→ **OBJECTIVE**:
Each line of the material below should be reproduced exactly.

→ **RECORDS SHOWN**:

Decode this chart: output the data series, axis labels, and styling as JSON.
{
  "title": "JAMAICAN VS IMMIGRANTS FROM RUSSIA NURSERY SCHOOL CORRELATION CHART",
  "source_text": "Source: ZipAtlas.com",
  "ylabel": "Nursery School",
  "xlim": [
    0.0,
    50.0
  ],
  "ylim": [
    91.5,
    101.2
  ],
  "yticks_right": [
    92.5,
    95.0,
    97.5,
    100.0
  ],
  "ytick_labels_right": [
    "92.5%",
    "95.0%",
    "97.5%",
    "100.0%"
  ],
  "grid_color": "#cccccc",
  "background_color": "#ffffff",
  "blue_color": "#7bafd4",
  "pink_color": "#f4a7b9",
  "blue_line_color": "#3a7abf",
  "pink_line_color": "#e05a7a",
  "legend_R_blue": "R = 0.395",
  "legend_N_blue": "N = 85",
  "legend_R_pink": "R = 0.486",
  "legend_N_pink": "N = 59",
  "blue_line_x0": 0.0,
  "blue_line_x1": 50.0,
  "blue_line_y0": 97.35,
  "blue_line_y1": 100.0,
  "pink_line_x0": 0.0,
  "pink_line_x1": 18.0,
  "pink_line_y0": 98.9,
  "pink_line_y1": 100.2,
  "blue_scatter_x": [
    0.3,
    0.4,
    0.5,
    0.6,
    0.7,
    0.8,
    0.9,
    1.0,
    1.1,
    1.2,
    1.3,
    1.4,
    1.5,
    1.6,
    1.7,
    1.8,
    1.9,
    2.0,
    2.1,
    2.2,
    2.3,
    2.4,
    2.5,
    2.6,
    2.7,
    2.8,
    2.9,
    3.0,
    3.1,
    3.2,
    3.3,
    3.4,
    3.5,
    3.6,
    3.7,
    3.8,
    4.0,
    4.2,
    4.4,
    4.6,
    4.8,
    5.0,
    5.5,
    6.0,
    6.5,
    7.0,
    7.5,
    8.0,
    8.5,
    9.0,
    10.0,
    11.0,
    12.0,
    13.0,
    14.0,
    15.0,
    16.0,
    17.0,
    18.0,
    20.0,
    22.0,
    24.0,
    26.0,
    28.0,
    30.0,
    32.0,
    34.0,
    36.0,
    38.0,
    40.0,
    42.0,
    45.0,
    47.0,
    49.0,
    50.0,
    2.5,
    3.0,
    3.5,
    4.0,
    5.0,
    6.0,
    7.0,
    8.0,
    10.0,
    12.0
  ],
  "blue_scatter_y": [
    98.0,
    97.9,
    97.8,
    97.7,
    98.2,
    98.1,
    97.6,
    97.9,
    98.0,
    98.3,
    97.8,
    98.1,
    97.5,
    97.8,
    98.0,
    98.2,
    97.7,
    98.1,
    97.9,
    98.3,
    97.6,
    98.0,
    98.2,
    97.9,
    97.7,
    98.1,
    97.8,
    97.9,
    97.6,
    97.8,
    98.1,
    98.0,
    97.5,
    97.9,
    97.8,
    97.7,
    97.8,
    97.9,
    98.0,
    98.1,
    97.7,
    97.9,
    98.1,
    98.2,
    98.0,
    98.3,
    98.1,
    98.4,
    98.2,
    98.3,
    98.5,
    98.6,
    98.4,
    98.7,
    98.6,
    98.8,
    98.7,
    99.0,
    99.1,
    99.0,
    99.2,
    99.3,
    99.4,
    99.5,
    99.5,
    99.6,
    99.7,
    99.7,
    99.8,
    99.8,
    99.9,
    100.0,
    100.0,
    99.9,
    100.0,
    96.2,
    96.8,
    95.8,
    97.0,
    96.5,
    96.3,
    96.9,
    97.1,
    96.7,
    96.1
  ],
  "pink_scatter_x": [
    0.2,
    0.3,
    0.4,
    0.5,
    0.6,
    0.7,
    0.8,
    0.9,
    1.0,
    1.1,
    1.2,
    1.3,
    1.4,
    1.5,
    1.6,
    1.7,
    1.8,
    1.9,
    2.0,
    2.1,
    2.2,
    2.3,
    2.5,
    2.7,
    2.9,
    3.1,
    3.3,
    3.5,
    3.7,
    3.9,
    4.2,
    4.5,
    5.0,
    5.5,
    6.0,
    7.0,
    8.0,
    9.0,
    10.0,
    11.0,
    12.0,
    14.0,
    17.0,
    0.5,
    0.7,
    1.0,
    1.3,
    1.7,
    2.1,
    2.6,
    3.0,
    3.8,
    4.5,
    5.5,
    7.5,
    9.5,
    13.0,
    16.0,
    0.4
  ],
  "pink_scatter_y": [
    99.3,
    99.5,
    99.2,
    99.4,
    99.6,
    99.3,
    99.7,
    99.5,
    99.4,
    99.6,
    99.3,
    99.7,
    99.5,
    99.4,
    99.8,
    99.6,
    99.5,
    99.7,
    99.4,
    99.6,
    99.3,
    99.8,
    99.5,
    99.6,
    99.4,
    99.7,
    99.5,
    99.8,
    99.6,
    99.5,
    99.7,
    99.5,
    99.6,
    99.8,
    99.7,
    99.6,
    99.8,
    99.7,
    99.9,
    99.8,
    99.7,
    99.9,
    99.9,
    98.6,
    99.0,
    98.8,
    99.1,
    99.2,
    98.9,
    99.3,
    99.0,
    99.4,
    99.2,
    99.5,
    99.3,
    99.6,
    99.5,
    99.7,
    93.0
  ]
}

→ **THE COMPLETED TASK**:
Decode this chart: output the data series, axis labels, and styling as JSON.
{
  "title": "JAMAICAN VS IMMIGRANTS FROM RUSSIA NURSERY SCHOOL CORRELATION CHART",
  "source_text": "Source: ZipAtlas.com",
  "ylabel": "Nursery School",
  "xlim": [
    0.0,
    50.0
  ],
  "ylim": [
    91.5,
    101.2
  ],
  "yticks_right": [
    92.5,
    95.0,
    97.5,
    100.0
  ],
  "ytick_labels_right": [
    "92.5%",
    "95.0%",
    "97.5%",
    "100.0%"
  ],
  "grid_color": "#cccccc",
  "background_color": "#ffffff",
  "blue_color": "#7bafd4",
  "pink_color": "#f4a7b9",
  "blue_line_color": "#3a7abf",
  "pink_line_color": "#e05a7a",
  "legend_R_blue": "R = 0.395",
  "legend_N_blue": "N = 85",
  "legend_R_pink": "R = 0.486",
  "legend_N_pink": "N = 59",
  "blue_line_x0": 0.0,
  "blue_line_x1": 50.0,
  "blue_line_y0": 97.35,
  "blue_line_y1": 100.0,
  "pink_line_x0": 0.0,
  "pink_line_x1": 18.0,
  "pink_line_y0": 98.9,
  "pink_line_y1": 100.2,
  "blue_scatter_x": [
    0.3,
    0.4,
    0.5,
    0.6,
    0.7,
    0.8,
    0.9,
    1.0,
    1.1,
    1.2,
    1.3,
    1.4,
    1.5,
    1.6,
    1.7,
    1.8,
    1.9,
    2.0,
    2.1,
    2.2,
    2.3,
    2.4,
    2.5,
    2.6,
    2.7,
    2.8,
    2.9,
    3.0,
    3.1,
    3.2,
    3.3,
    3.4,
    3.5,
    3.6,
    3.7,
    3.8,
    4.0,
    4.2,
    4.4,
    4.6,
    4.8,
    5.0,
    5.5,
    6.0,
    6.5,
    7.0,
    7.5,
    8.0,
    8.5,
    9.0,
    10.0,
    11.0,
    12.0,
    13.0,
    14.0,
    15.0,
    16.0,
    17.0,
    18.0,
    20.0,
    22.0,
    24.0,
    26.0,
    28.0,
    30.0,
    32.0,
    34.0,
    36.0,
    38.0,
    40.0,
    42.0,
    45.0,
    47.0,
    49.0,
    50.0,
    2.5,
    3.0,
    3.5,
    4.0,
    5.0,
    6.0,
    7.0,
    8.0,
    10.0,
    12.0
  ],
  "blue_scatter_y": [
    98.0,
    97.9,
    97.8,
    97.7,
    98.2,
    98.1,
    97.6,
    97.9,
    98.0,
    98.3,
    97.8,
    98.1,
    97.5,
    97.8,
    98.0,
    98.2,
    97.7,
    98.1,
    97.9,
    98.3,
    97.6,
    98.0,
    98.2,
    97.9,
    97.7,
    98.1,
    97.8,
    97.9,
    97.6,
    97.8,
    98.1,
    98.0,
    97.5,
    97.9,
    97.8,
    97.7,
    97.8,
    97.9,
    98.0,
    98.1,
    97.7,
    97.9,
    98.1,
    98.2,
    98.0,
    98.3,
    98.1,
    98.4,
    98.2,
    98.3,
    98.5,
    98.6,
    98.4,
    98.7,
    98.6,
    98.8,
    98.7,
    99.0,
    99.1,
    99.0,
    99.2,
    99.3,
    99.4,
    99.5,
    99.5,
    99.6,
    99.7,
    99.7,
    99.8,
    99.8,
    99.9,
    100.0,
    100.0,
    99.9,
    100.0,
    96.2,
    96.8,
    95.8,
    97.0,
    96.5,
    96.3,
    96.9,
    97.1,
    96.7,
    96.1
  ],
  "pink_scatter_x": [
    0.2,
    0.3,
    0.4,
    0.5,
    0.6,
    0.7,
    0.8,
    0.9,
    1.0,
    1.1,
    1.2,
    1.3,
    1.4,
    1.5,
    1.6,
    1.7,
    1.8,
    1.9,
    2.0,
    2.1,
    2.2,
    2.3,
    2.5,
    2.7,
    2.9,
    3.1,
    3.3,
    3.5,
    3.7,
    3.9,
    4.2,
    4.5,
    5.0,
    5.5,
    6.0,
    7.0,
    8.0,
    9.0,
    10.0,
    11.0,
    12.0,
    14.0,
    17.0,
    0.5,
    0.7,
    1.0,
    1.3,
    1.7,
    2.1,
    2.6,
    3.0,
    3.8,
    4.5,
    5.5,
    7.5,
    9.5,
    13.0,
    16.0,
    0.4
  ],
  "pink_scatter_y": [
    99.3,
    99.5,
    99.2,
    99.4,
    99.6,
    99.3,
    99.7,
    99.5,
    99.4,
    99.6,
    99.3,
    99.7,
    99.5,
    99.4,
    99.8,
    99.6,
    99.5,
    99.7,
    99.4,
    99.6,
    99.3,
    99.8,
    99.5,
    99.6,
    99.4,
    99.7,
    99.5,
    99.8,
    99.6,
    99.5,
    99.7,
    99.5,
    99.6,
    99.8,
    99.7,
    99.6,
    99.8,
    99.7,
    99.9,
    99.8,
    99.7,
    99.9,
    99.9,
    98.6,
    99.0,
    98.8,
    99.1,
    99.2,
    98.9,
    99.3,
    99.0,
    99.4,
    99.2,
    99.5,
    99.3,
    99.6,
    99.5,
    99.7,
    93.0
  ]
}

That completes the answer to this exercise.